PARTE DEL DOCUMENTO:
============

(Legge 180)
SABATO 21 GIUGNO 2008
E ti chiamaron matta" di Gianni Nebbiosi
c/o il cirolo arci agorà VIA BOVIO 48/50 Pisa
Un piccolo – urgente disco/capolavoro torna disponibile dopo 37 anni
nella nuova incisione di
Alessio Lega e Rocco Marchi
Ore 20 cena sociale
Menù: fusilli al tonno – filetto di cappone alle verdure – sorbetto –
vino, acqua.
Ore 22 presentazione del CD “E ti chiamaron matta” con il CONCERTO di
Alessio Lega e Rocco Marchi
Ingresso alla presentazione del CD gratuito
Serata promossa dal circolo agorà di Pisa
www.agorapisa.it info@agorapisa.it
Parteciperà il Collettivo Antipsichiatrico A.Artaud-Pisa
http://artaudpisa.noblogs.org/
"E ti chiamaron matta" (1971) di Gianni Nebbiosi – prodotto da Giovanna Marini per i gloriosi Dischi del Sole – torna disponibile, dopo più di trent’anni, nel catalogo della NOTA nella reincisione integrale di Alessio Lega e Rocco Marchi.
È un disco urgente, 35 anni fa come oggi, perché testimonia l’interesse della canzone nei confronti di quel grande movimento d’opinione che si coagulò intorno alla figura di Franco Basaglia perché in Italia la liberazione arrivasse anche ai manicomi.
Il 13 maggio del 2008 saranno passati esattamente 30 anni dalla legge n. 180 del 1978, nota come "legge Basaglia", dal nome del suo ispiratore.
Nessuna legge è perfetta (anzi, molte sono abiette) ma c’è stato un tempo in questo paese – oggi precipitato nel suo medioevo tecnologico – in cui grandi movimenti politici e culturali dal basso hanno dato l’avvio a una serie di iniziative che miravano alla liberazione dalle catene, dalle sbarre, dai poteri istituzionali, dal controllo poliziesco, dal controllo medico.
Da un confine nord, da una terra flagellata dalla guerra, testimone di fucilazioni e di disfatte dell’umanità, mosse una forza che abbatteva i cancelli, che metteva la società di fronte a sé stessa. Dal manicomio di Gorizia e poi da quello di Trieste mosse un pensiero, una speranza, un progetto di libertà e di vita.

============

[Dati di rilevamento della struttura del documento]
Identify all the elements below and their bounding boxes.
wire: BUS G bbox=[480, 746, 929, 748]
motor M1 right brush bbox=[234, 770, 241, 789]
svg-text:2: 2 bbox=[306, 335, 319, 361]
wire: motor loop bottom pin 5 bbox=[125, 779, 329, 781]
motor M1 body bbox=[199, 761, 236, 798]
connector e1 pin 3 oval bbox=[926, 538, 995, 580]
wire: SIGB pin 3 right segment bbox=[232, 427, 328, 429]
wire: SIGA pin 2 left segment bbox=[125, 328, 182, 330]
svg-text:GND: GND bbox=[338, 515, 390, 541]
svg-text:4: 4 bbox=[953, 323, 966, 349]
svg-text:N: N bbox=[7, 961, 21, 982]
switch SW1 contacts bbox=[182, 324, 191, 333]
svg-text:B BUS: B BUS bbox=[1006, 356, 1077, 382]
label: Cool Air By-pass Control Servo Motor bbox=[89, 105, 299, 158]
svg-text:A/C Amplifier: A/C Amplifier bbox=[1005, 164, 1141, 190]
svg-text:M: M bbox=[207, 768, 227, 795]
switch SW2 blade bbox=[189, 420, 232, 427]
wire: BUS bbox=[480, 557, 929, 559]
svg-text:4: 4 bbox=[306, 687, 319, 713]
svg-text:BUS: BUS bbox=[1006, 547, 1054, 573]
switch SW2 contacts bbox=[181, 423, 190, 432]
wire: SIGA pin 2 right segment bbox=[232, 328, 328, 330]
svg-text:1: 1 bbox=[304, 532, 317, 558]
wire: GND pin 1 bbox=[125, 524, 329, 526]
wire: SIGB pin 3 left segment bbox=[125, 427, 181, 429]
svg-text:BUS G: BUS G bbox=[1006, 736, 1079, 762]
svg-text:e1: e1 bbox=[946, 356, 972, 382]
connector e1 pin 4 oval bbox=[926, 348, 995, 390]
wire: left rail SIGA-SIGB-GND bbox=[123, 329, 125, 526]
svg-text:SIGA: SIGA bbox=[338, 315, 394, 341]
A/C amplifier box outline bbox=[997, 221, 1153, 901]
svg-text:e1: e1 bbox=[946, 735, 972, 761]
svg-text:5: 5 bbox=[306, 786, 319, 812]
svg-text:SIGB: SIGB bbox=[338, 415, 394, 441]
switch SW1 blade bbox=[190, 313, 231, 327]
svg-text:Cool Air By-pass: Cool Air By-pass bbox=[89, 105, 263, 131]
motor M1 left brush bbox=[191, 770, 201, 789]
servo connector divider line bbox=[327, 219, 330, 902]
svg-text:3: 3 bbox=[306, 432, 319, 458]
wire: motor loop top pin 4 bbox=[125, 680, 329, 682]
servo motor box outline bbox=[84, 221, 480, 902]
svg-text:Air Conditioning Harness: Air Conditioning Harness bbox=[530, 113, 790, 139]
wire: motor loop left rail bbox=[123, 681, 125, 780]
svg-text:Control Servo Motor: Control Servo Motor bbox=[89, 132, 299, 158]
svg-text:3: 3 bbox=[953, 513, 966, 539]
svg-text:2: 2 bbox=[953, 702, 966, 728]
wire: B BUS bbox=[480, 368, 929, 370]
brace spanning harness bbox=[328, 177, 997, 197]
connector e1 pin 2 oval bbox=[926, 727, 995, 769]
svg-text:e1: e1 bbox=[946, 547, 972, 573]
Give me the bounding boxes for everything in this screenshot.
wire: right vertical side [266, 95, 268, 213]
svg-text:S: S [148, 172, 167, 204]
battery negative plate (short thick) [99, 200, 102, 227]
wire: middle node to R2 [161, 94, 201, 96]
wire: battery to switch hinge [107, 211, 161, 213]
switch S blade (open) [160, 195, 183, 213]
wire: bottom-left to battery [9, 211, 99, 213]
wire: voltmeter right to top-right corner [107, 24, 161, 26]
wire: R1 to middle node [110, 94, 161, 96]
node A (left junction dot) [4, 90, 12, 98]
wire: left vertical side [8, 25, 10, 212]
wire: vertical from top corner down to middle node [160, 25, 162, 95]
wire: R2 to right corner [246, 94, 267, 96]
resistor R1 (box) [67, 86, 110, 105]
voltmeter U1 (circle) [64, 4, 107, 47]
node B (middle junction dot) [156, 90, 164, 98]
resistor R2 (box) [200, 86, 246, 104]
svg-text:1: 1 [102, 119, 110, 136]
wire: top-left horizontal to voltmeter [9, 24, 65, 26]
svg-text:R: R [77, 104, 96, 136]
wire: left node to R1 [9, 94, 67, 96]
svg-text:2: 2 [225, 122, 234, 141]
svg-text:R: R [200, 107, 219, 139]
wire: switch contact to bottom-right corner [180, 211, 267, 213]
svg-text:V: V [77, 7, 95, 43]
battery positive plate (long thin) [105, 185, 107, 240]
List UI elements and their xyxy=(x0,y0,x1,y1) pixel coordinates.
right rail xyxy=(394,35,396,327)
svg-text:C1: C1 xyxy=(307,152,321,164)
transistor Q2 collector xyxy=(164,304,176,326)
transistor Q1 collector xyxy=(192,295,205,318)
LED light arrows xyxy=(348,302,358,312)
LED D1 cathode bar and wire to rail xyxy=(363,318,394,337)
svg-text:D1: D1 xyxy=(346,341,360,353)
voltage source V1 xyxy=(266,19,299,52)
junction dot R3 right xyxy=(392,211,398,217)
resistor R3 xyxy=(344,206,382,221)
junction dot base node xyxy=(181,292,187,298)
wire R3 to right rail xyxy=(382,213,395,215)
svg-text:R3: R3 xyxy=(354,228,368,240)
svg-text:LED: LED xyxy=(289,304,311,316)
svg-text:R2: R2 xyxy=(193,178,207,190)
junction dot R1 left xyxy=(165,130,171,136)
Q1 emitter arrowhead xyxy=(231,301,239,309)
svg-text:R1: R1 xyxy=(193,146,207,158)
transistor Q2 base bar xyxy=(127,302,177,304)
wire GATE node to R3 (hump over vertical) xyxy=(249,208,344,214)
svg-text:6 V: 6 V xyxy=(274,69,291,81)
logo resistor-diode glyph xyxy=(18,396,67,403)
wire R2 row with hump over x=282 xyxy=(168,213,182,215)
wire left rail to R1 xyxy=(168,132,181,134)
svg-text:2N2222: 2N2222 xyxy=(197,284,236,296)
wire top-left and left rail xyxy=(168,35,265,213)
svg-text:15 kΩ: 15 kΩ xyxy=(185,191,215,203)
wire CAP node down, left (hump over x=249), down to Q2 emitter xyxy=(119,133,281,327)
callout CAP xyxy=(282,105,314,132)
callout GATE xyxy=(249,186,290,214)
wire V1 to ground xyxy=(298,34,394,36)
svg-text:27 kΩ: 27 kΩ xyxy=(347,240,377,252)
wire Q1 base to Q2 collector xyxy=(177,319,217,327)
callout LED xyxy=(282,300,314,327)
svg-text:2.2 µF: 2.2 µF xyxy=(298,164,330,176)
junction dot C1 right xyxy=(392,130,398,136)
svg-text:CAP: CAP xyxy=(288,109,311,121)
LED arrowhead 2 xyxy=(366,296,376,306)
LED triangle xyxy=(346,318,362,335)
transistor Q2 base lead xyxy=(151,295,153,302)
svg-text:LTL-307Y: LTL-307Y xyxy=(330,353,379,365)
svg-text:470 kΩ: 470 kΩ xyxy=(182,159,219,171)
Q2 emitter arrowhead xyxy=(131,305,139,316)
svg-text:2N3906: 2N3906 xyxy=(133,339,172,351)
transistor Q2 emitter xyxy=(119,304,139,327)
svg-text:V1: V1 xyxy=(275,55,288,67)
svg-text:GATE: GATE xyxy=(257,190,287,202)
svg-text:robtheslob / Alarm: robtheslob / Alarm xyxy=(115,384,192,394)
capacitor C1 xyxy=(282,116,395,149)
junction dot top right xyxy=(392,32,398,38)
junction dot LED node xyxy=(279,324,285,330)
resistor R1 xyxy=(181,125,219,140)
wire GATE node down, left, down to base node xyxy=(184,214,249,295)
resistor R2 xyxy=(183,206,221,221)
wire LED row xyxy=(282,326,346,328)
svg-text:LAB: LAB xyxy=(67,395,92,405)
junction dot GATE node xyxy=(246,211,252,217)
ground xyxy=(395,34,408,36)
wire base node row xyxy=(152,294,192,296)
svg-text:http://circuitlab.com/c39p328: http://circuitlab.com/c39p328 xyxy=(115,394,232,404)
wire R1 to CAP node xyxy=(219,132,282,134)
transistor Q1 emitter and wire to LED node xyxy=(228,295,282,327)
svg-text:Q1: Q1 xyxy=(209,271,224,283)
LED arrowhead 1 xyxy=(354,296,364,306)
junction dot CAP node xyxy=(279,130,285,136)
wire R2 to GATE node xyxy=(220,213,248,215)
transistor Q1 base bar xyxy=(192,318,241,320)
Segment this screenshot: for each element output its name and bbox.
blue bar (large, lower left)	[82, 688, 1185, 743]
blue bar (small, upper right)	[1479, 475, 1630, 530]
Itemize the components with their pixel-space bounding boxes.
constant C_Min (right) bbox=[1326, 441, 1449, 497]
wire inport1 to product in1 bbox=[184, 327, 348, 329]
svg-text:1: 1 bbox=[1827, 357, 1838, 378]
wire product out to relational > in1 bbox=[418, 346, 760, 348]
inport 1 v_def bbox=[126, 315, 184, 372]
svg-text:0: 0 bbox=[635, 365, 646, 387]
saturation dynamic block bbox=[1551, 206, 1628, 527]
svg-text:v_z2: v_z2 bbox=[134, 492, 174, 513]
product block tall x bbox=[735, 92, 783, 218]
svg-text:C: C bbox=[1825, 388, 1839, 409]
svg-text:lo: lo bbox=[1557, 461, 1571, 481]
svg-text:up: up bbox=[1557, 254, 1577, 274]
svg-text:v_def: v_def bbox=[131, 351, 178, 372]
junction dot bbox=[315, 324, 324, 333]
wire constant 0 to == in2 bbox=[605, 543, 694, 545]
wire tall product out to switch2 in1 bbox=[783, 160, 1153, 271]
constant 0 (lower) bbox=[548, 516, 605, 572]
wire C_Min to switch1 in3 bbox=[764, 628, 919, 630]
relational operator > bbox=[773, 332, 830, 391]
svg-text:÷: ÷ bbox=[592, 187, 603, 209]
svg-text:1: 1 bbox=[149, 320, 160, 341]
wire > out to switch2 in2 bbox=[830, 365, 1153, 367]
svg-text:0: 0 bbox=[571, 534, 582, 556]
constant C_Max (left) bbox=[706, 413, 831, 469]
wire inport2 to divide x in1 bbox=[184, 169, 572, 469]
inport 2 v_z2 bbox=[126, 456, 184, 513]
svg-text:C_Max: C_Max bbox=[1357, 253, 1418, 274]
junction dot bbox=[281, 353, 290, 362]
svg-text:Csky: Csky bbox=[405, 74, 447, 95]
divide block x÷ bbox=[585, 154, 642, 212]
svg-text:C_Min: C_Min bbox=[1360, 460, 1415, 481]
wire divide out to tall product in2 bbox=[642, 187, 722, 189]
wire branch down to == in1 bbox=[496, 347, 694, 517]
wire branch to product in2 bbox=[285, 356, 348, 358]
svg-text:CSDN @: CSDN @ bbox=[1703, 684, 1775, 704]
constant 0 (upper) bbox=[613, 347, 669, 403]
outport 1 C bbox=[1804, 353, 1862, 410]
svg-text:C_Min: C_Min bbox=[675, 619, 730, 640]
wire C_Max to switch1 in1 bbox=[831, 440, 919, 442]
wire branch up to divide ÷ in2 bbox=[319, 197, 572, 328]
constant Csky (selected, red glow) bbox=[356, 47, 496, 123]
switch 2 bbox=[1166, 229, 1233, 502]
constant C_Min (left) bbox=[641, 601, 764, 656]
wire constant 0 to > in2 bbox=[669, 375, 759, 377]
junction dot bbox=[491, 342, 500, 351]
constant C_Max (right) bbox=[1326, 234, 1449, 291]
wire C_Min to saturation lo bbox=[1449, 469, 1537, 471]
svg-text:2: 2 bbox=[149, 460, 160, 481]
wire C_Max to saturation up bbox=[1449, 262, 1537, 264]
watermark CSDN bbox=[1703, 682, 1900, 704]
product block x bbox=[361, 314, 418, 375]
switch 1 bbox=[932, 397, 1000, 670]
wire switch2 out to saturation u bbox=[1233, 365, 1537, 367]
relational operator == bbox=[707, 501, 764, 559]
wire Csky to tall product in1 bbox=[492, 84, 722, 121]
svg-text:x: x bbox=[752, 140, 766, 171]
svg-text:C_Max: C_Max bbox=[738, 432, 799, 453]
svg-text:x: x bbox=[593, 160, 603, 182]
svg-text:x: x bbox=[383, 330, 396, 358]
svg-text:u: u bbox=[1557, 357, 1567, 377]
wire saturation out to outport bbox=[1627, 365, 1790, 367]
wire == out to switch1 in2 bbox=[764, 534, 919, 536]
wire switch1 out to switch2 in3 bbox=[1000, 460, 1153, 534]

============

COSA FARE:
1/ Riassumi la locandina in due frasi.
2/ Secondo la locandina, chi ha prodotto il disco del 1971 di Gianni Nebbiosi?
Le voci qui non servono a niente.

SOLUZIONI PASSO PASSO:
1/ Sabato 21 giugno 2008, al circolo Arci Agorà di Pisa, ci sono una cena sociale alle 20 e, alle 22, la presentazione del CD "E ti chiamaron matta" con il concerto di Alessio Lega e Rocco Marchi. Il disco di Gianni Nebbiosi del 1971 torna disponibile nella loro reincisione integrale e testimonia l'interesse della canzone per il movimento nato intorno a Franco Basaglia per liberare i manicomi.

2/ Giovanna Marini, per i Dischi del Sole.